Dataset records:
____
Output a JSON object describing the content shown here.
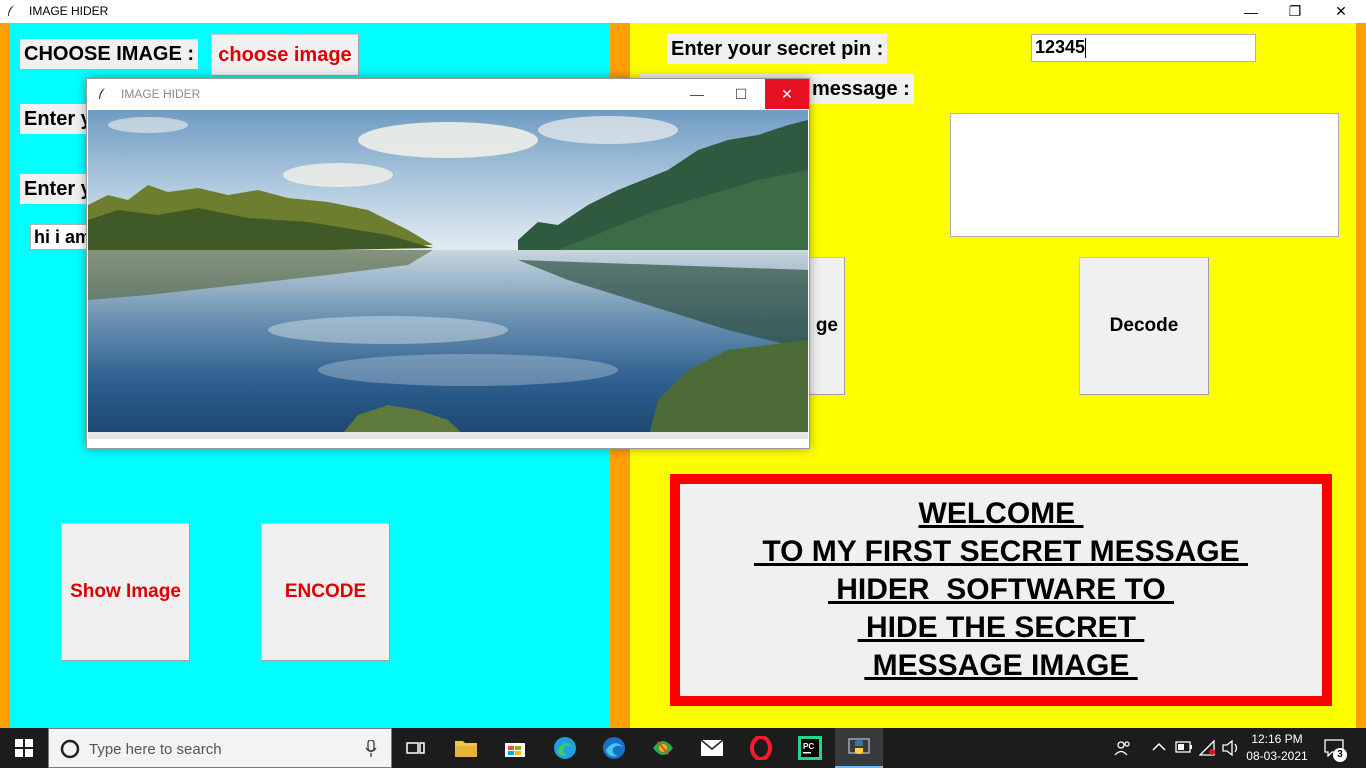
{
  "main_window": {
    "title": "IMAGE HIDER",
    "controls": {
      "minimize": "—",
      "restore": "❐",
      "close": "✕"
    }
  },
  "left": {
    "choose_label": "CHOOSE IMAGE :",
    "choose_button": "choose image",
    "enter_label_1": "Enter y",
    "enter_label_2": "Enter y",
    "message_value": "hi i am",
    "show_image_button": "Show Image",
    "encode_button": "ENCODE"
  },
  "right": {
    "pin_label": "Enter your secret pin :",
    "pin_value": "12345",
    "message_label_partial": "message :",
    "message_box_value": "",
    "show_image_partial": "ge",
    "decode_button": "Decode"
  },
  "welcome": {
    "lines": [
      "WELCOME ",
      " TO MY FIRST SECRET MESSAGE ",
      " HIDER  SOFTWARE TO ",
      " HIDE THE SECRET ",
      " MESSAGE IMAGE "
    ]
  },
  "popup": {
    "title": "IMAGE HIDER",
    "controls": {
      "minimize": "—",
      "maximize": "☐",
      "close": "✕"
    }
  },
  "taskbar": {
    "search_placeholder": "Type here to search",
    "time": "12:16 PM",
    "date": "08-03-2021",
    "notification_count": "3",
    "apps": [
      "task-view-icon",
      "file-explorer-icon",
      "store-icon",
      "edge-icon",
      "edge-dev-icon",
      "photos-icon",
      "mail-icon",
      "opera-icon",
      "pycharm-icon",
      "python-icon"
    ]
  },
  "colors": {
    "left_panel": "#00ffff",
    "right_panel": "#ffff00",
    "frame": "#ff9f00",
    "red_text": "#e00000",
    "welcome_border": "#ff0000"
  }
}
____
Aim of the task:
Please repeat the entries exactly. Do not include the pictures.

Reply to the task:
Output a JSON object describing the content shown here.
{
  "main_window": {
    "title": "IMAGE HIDER",
    "controls": {
      "minimize": "—",
      "restore": "❐",
      "close": "✕"
    }
  },
  "left": {
    "choose_label": "CHOOSE IMAGE :",
    "choose_button": "choose image",
    "enter_label_1": "Enter y",
    "enter_label_2": "Enter y",
    "message_value": "hi i am",
    "show_image_button": "Show Image",
    "encode_button": "ENCODE"
  },
  "right": {
    "pin_label": "Enter your secret pin :",
    "pin_value": "12345",
    "message_label_partial": "message :",
    "message_box_value": "",
    "show_image_partial": "ge",
    "decode_button": "Decode"
  },
  "welcome": {
    "lines": [
      "WELCOME ",
      " TO MY FIRST SECRET MESSAGE ",
      " HIDER  SOFTWARE TO ",
      " HIDE THE SECRET ",
      " MESSAGE IMAGE "
    ]
  },
  "popup": {
    "title": "IMAGE HIDER",
    "controls": {
      "minimize": "—",
      "maximize": "☐",
      "close": "✕"
    }
  },
  "taskbar": {
    "search_placeholder": "Type here to search",
    "time": "12:16 PM",
    "date": "08-03-2021",
    "notification_count": "3",
    "apps": [
      "task-view-icon",
      "file-explorer-icon",
      "store-icon",
      "edge-icon",
      "edge-dev-icon",
      "photos-icon",
      "mail-icon",
      "opera-icon",
      "pycharm-icon",
      "python-icon"
    ]
  },
  "colors": {
    "left_panel": "#00ffff",
    "right_panel": "#ffff00",
    "frame": "#ff9f00",
    "red_text": "#e00000",
    "welcome_border": "#ff0000"
  }
}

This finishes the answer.